##### Extracted records

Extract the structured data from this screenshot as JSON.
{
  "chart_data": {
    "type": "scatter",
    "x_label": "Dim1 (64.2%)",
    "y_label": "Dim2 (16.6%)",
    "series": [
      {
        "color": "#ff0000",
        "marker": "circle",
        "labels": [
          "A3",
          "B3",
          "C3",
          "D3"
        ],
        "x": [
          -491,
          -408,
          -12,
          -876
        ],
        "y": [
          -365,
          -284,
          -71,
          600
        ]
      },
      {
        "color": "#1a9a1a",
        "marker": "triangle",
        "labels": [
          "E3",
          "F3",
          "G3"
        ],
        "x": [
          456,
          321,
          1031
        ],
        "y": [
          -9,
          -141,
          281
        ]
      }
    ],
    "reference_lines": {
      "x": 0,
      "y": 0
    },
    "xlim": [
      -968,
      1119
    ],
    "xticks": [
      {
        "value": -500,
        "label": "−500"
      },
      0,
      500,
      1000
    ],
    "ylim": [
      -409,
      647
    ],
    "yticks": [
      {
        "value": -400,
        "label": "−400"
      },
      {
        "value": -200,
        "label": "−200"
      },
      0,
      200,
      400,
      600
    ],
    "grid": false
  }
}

##########

Given exercise |
Return every entry exactly as given.

Written response |
Extract the structured data from this screenshot as JSON.
{
  "chart_data": {
    "type": "scatter",
    "x_label": "Dim1 (64.2%)",
    "y_label": "Dim2 (16.6%)",
    "series": [
      {
        "color": "#ff0000",
        "marker": "circle",
        "labels": [
          "A3",
          "B3",
          "C3",
          "D3"
        ],
        "x": [
          -491,
          -408,
          -12,
          -876
        ],
        "y": [
          -365,
          -284,
          -71,
          600
        ]
      },
      {
        "color": "#1a9a1a",
        "marker": "triangle",
        "labels": [
          "E3",
          "F3",
          "G3"
        ],
        "x": [
          456,
          321,
          1031
        ],
        "y": [
          -9,
          -141,
          281
        ]
      }
    ],
    "reference_lines": {
      "x": 0,
      "y": 0
    },
    "xlim": [
      -968,
      1119
    ],
    "xticks": [
      {
        "value": -500,
        "label": "−500"
      },
      0,
      500,
      1000
    ],
    "ylim": [
      -409,
      647
    ],
    "yticks": [
      {
        "value": -400,
        "label": "−400"
      },
      {
        "value": -200,
        "label": "−200"
      },
      0,
      200,
      400,
      600
    ],
    "grid": false
  }
}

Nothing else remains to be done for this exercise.